(Entries from a dataset)
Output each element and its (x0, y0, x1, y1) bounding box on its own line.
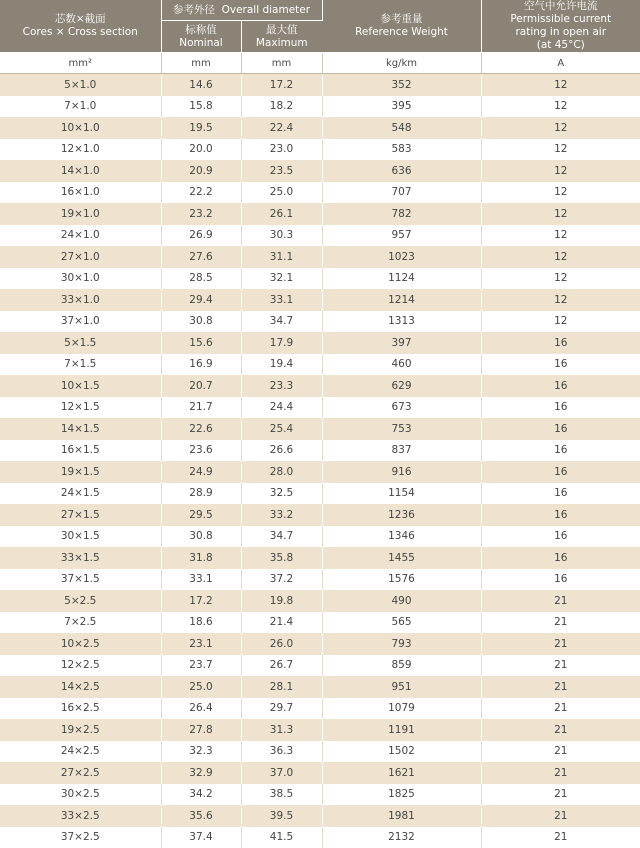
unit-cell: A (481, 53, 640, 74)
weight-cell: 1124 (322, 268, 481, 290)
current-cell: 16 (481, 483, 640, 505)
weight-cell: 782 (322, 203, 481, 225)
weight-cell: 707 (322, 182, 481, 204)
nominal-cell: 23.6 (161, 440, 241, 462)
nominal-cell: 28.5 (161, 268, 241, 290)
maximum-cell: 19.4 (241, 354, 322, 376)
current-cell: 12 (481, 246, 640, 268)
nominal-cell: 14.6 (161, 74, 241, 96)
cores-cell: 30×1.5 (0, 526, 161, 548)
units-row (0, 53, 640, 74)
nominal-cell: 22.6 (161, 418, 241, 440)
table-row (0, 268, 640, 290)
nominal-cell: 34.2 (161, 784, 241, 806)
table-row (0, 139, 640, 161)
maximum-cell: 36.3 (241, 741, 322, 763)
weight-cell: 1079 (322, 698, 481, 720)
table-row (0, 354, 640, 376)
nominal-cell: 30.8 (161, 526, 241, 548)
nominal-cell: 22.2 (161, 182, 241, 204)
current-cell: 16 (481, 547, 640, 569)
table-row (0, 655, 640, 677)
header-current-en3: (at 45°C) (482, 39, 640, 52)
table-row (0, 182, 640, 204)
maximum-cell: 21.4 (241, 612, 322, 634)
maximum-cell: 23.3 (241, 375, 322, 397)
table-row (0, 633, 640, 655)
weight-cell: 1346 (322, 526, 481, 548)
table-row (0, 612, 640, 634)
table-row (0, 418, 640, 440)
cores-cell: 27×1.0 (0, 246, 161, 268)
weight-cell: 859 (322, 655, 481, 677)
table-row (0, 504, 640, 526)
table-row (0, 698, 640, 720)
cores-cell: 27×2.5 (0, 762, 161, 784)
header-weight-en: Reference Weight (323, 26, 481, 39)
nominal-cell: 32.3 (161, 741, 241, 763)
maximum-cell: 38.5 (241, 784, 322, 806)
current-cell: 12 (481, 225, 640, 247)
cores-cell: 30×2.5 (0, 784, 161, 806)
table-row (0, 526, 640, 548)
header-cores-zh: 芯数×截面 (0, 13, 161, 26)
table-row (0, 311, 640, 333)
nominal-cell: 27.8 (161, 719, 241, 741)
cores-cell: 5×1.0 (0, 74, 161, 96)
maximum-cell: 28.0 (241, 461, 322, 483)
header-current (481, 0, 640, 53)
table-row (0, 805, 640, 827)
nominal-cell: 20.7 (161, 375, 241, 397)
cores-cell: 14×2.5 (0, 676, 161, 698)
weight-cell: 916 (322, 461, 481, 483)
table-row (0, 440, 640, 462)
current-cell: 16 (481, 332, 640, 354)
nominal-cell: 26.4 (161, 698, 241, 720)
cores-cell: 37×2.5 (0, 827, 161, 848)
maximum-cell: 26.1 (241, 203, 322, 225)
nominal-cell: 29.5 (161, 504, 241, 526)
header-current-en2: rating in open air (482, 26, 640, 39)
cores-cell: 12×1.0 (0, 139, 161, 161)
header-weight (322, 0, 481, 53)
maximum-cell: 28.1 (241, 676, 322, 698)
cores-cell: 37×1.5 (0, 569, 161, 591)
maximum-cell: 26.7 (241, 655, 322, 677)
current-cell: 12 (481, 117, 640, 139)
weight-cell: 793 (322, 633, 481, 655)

* SET EXERCISE
Lay out every line of the data above as a numbered list, skipping any blank lines. Leave the pictures out of your answer.

* RIGHT ANSWER
1. Output each element and its (x0, y0, x1, y1) bounding box on its own line.
2. unit-cell: A (481, 53, 640, 74)
3. weight-cell: 1124 (322, 268, 481, 290)
4. current-cell: 16 (481, 483, 640, 505)
5. weight-cell: 782 (322, 203, 481, 225)
6. weight-cell: 707 (322, 182, 481, 204)
7. nominal-cell: 23.6 (161, 440, 241, 462)
8. nominal-cell: 28.5 (161, 268, 241, 290)
9. maximum-cell: 19.4 (241, 354, 322, 376)
10. current-cell: 12 (481, 246, 640, 268)
11. nominal-cell: 14.6 (161, 74, 241, 96)
12. cores-cell: 30×1.5 (0, 526, 161, 548)
13. units-row (0, 53, 640, 74)
14. nominal-cell: 22.6 (161, 418, 241, 440)
15. table-row (0, 268, 640, 290)
16. nominal-cell: 34.2 (161, 784, 241, 806)
17. table-row (0, 139, 640, 161)
18. maximum-cell: 36.3 (241, 741, 322, 763)
19. weight-cell: 1079 (322, 698, 481, 720)
20. table-row (0, 354, 640, 376)
21. nominal-cell: 30.8 (161, 526, 241, 548)
22. nominal-cell: 22.2 (161, 182, 241, 204)
23. current-cell: 16 (481, 547, 640, 569)
24. table-row (0, 655, 640, 677)
25. header-current-en3: (at 45°C) (482, 39, 640, 52)
26. table-row (0, 182, 640, 204)
27. maximum-cell: 21.4 (241, 612, 322, 634)
28. maximum-cell: 23.3 (241, 375, 322, 397)
29. table-row (0, 633, 640, 655)
30. weight-cell: 1346 (322, 526, 481, 548)
31. table-row (0, 612, 640, 634)
32. table-row (0, 418, 640, 440)
33. cores-cell: 27×1.0 (0, 246, 161, 268)
34. weight-cell: 859 (322, 655, 481, 677)
35. table-row (0, 504, 640, 526)
36. table-row (0, 698, 640, 720)
37. cores-cell: 27×2.5 (0, 762, 161, 784)
38. header-weight-en: Reference Weight (323, 26, 481, 39)
39. nominal-cell: 32.3 (161, 741, 241, 763)
40. maximum-cell: 38.5 (241, 784, 322, 806)
41. current-cell: 12 (481, 225, 640, 247)
42. cores-cell: 30×2.5 (0, 784, 161, 806)
43. table-row (0, 526, 640, 548)
44. header-cores-zh: 芯数×截面 (0, 13, 161, 26)
45. table-row (0, 311, 640, 333)
46. nominal-cell: 27.8 (161, 719, 241, 741)
47. cores-cell: 5×1.0 (0, 74, 161, 96)
48. maximum-cell: 28.0 (241, 461, 322, 483)
49. header-current (481, 0, 640, 53)
50. table-row (0, 805, 640, 827)
51. nominal-cell: 20.7 (161, 375, 241, 397)
52. cores-cell: 14×2.5 (0, 676, 161, 698)
53. weight-cell: 916 (322, 461, 481, 483)
54. table-row (0, 440, 640, 462)
55. current-cell: 16 (481, 332, 640, 354)
56. nominal-cell: 26.4 (161, 698, 241, 720)
57. cores-cell: 37×2.5 (0, 827, 161, 848)
58. maximum-cell: 26.1 (241, 203, 322, 225)
59. nominal-cell: 29.5 (161, 504, 241, 526)
60. header-current-en2: rating in open air (482, 26, 640, 39)
61. cores-cell: 12×1.0 (0, 139, 161, 161)
62. header-weight (322, 0, 481, 53)
63. maximum-cell: 28.1 (241, 676, 322, 698)
64. cores-cell: 37×1.5 (0, 569, 161, 591)
65. maximum-cell: 26.7 (241, 655, 322, 677)
66. current-cell: 12 (481, 117, 640, 139)
67. weight-cell: 793 (322, 633, 481, 655)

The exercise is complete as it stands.